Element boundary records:
▽
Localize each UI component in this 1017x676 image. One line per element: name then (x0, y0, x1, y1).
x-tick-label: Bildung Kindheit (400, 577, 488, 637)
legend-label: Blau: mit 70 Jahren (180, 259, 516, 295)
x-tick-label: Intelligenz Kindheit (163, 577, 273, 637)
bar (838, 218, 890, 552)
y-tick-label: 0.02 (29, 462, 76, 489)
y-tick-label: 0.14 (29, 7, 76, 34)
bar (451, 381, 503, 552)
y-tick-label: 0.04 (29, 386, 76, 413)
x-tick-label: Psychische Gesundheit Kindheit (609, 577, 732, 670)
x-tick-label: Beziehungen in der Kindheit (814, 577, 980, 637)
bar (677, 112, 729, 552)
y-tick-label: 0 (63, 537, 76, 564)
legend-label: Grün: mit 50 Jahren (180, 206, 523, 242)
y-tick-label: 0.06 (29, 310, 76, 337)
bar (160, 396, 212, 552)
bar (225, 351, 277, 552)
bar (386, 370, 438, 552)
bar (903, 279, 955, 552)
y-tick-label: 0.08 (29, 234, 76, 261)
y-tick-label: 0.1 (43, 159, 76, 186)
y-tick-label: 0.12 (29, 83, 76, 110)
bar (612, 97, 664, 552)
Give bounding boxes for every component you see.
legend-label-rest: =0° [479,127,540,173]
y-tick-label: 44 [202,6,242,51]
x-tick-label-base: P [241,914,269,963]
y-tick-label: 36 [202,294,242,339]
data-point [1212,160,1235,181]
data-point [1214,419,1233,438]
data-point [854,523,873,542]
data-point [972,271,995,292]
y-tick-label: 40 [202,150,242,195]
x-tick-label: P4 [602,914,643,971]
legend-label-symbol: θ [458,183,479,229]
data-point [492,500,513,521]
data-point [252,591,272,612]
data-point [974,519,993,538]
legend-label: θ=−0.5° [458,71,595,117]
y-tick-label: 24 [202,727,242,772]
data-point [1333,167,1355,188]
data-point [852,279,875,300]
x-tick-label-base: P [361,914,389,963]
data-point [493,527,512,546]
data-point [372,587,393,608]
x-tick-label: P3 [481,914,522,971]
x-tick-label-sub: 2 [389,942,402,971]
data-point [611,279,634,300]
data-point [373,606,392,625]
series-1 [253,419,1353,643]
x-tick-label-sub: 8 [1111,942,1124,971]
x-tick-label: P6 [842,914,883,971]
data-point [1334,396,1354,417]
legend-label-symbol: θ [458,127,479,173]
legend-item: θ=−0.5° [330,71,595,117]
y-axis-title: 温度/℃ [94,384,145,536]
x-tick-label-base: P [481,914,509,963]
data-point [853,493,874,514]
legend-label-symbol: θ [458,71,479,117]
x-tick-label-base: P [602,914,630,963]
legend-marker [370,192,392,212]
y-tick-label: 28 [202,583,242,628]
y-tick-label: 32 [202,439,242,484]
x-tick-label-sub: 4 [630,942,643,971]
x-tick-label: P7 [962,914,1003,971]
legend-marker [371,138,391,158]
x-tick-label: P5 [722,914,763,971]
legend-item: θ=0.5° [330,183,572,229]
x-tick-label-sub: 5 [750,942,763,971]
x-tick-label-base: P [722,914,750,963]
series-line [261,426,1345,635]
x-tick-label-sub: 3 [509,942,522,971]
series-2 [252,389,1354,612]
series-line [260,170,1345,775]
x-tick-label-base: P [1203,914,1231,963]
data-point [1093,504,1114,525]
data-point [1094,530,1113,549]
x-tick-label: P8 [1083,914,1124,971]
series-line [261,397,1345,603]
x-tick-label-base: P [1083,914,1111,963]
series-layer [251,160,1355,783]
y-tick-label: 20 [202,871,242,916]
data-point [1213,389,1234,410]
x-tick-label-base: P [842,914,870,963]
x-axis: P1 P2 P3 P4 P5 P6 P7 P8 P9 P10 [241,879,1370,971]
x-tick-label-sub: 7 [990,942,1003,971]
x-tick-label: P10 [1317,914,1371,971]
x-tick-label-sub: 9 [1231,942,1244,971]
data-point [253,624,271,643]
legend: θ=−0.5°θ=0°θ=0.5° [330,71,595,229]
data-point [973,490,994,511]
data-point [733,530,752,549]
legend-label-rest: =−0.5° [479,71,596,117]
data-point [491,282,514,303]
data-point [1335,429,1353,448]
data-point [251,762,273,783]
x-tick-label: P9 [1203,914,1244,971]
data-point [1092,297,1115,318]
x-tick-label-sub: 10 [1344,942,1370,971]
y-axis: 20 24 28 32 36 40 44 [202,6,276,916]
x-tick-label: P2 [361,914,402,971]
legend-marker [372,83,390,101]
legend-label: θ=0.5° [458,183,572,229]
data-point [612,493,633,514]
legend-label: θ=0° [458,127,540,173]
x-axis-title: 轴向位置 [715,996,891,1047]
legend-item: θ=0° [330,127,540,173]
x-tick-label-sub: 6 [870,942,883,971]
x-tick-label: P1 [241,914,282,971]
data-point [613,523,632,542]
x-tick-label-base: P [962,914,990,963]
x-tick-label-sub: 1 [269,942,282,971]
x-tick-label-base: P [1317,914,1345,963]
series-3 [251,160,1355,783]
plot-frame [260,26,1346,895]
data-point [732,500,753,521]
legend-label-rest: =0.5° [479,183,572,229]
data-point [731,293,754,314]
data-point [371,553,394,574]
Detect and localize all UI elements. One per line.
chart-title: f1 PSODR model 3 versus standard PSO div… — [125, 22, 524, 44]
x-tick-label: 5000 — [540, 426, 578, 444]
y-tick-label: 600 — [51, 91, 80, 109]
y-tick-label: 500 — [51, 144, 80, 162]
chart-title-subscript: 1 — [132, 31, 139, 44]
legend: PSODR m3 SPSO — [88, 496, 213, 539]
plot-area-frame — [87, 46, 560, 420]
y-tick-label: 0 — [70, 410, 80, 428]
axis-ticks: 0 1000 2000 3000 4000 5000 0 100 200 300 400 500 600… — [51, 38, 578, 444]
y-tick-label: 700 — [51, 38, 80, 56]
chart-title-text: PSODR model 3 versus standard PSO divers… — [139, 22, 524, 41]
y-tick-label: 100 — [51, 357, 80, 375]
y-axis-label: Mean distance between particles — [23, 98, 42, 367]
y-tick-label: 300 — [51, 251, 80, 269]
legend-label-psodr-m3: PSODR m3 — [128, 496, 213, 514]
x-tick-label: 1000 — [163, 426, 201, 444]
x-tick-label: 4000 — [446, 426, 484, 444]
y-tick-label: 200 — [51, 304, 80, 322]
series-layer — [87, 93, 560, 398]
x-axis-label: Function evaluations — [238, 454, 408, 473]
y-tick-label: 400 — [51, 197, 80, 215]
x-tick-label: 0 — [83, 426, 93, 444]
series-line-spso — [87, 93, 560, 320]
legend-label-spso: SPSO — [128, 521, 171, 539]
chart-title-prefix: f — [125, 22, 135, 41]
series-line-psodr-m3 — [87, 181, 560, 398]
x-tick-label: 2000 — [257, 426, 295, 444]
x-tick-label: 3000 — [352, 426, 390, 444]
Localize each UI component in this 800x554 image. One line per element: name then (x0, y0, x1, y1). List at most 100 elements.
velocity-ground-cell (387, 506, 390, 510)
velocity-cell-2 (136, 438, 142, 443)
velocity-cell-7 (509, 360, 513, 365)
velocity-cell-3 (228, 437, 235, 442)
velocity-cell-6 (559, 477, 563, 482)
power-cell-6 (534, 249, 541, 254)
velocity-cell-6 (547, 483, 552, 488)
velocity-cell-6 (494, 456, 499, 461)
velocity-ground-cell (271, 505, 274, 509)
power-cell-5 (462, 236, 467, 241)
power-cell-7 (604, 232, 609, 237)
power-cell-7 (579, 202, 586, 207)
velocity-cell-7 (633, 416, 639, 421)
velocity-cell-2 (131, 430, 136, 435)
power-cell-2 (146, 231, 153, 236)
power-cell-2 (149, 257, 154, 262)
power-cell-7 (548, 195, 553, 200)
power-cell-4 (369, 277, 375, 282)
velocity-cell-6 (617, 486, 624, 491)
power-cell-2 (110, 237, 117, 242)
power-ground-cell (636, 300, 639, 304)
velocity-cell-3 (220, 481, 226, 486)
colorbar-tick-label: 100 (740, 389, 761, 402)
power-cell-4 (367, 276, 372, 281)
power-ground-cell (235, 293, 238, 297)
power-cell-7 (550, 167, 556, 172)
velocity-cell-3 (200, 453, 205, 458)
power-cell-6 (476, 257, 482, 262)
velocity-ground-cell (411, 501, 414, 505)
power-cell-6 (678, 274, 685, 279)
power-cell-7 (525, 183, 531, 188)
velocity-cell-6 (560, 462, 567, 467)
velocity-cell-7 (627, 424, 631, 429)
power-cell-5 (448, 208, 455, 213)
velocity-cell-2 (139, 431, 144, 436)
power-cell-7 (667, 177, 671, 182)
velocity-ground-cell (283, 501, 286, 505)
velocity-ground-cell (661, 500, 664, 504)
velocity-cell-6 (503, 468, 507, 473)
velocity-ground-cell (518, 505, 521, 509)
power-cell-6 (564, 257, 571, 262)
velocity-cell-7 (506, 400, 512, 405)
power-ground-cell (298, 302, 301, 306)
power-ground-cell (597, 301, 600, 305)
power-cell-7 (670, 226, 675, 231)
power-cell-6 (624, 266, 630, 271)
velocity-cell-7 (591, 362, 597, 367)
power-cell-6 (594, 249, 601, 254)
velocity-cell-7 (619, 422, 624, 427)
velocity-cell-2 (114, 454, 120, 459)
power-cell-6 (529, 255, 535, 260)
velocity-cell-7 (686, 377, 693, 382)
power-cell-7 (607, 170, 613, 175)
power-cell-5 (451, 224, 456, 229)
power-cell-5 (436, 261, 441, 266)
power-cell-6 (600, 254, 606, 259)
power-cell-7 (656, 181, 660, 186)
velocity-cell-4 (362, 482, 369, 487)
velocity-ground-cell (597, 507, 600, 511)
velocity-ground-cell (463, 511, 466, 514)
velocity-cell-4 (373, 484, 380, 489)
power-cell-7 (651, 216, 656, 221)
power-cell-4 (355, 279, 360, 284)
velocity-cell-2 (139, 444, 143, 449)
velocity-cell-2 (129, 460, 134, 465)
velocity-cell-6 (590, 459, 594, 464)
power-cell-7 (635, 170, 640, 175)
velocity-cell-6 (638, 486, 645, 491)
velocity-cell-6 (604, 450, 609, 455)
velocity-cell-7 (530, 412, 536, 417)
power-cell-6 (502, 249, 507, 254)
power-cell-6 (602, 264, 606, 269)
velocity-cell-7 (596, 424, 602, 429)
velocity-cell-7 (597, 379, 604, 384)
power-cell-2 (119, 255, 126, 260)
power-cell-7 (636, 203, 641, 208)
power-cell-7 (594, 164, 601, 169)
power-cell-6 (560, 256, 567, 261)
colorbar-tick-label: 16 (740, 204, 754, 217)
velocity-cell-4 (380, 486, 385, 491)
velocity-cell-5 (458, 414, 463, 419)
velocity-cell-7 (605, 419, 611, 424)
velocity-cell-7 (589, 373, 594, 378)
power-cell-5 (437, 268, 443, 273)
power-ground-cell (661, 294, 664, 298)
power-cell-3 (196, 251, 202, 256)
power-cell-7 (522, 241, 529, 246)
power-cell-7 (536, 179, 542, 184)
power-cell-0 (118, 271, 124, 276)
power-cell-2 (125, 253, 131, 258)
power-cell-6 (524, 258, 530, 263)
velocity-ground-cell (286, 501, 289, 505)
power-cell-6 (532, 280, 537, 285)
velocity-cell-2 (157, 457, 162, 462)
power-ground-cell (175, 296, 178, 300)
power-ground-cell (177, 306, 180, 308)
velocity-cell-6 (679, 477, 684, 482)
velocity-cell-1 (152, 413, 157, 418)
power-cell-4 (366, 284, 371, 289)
△
# Goal
Render the material above, from its start through the line containing "data-point [373,606,392,625]", as a Markdown table with the columns Row and Line, numbering each row and omitting blank lines.

# Answer to this task
| Row | Line |
|---|---|
| 1 | Localize each UI component in this 1017x676 image. One line per element: name then (x0, y0, x1, y1). |
| 2 | x-tick-label: Bildung Kindheit (400, 577, 488, 637) |
| 3 | legend-label: Blau: mit 70 Jahren (180, 259, 516, 295) |
| 4 | x-tick-label: Intelligenz Kindheit (163, 577, 273, 637) |
| 5 | bar (838, 218, 890, 552) |
| 6 | y-tick-label: 0.02 (29, 462, 76, 489) |
| 7 | y-tick-label: 0.14 (29, 7, 76, 34) |
| 8 | bar (451, 381, 503, 552) |
| 9 | y-tick-label: 0.04 (29, 386, 76, 413) |
| 10 | x-tick-label: Psychische Gesundheit Kindheit (609, 577, 732, 670) |
| 11 | x-tick-label: Beziehungen in der Kindheit (814, 577, 980, 637) |
| 12 | bar (677, 112, 729, 552) |
| 13 | y-tick-label: 0 (63, 537, 76, 564) |
| 14 | legend-label: Grün: mit 50 Jahren (180, 206, 523, 242) |
| 15 | y-tick-label: 0.06 (29, 310, 76, 337) |
| 16 | bar (160, 396, 212, 552) |
| 17 | bar (225, 351, 277, 552) |
| 18 | bar (386, 370, 438, 552) |
| 19 | bar (903, 279, 955, 552) |
| 20 | y-tick-label: 0.08 (29, 234, 76, 261) |
| 21 | y-tick-label: 0.1 (43, 159, 76, 186) |
| 22 | y-tick-label: 0.12 (29, 83, 76, 110) |
| 23 | bar (612, 97, 664, 552) |
| 24 | Give bounding boxes for every component you see. |
| 25 | legend-label-rest: =0° [479,127,540,173] |
| 26 | y-tick-label: 44 [202,6,242,51] |
| 27 | x-tick-label-base: P [241,914,269,963] |
| 28 | y-tick-label: 36 [202,294,242,339] |
| 29 | data-point [1212,160,1235,181] |
| 30 | data-point [1214,419,1233,438] |
| 31 | data-point [854,523,873,542] |
| 32 | data-point [972,271,995,292] |
| 33 | y-tick-label: 40 [202,150,242,195] |
| 34 | x-tick-label: P4 [602,914,643,971] |
| 35 | legend-label-symbol: θ [458,183,479,229] |
| 36 | data-point [492,500,513,521] |
| 37 | data-point [252,591,272,612] |
| 38 | data-point [974,519,993,538] |
| 39 | legend-label: θ=−0.5° [458,71,595,117] |
| 40 | y-tick-label: 24 [202,727,242,772] |
| 41 | data-point [1333,167,1355,188] |
| 42 | data-point [852,279,875,300] |
| 43 | x-tick-label-base: P [361,914,389,963] |
| 44 | data-point [493,527,512,546] |
| 45 | data-point [372,587,393,608] |
| 46 | x-tick-label: P3 [481,914,522,971] |
| 47 | x-tick-label-sub: 2 [389,942,402,971] |
| 48 | data-point [611,279,634,300] |
| 49 | data-point [373,606,392,625] |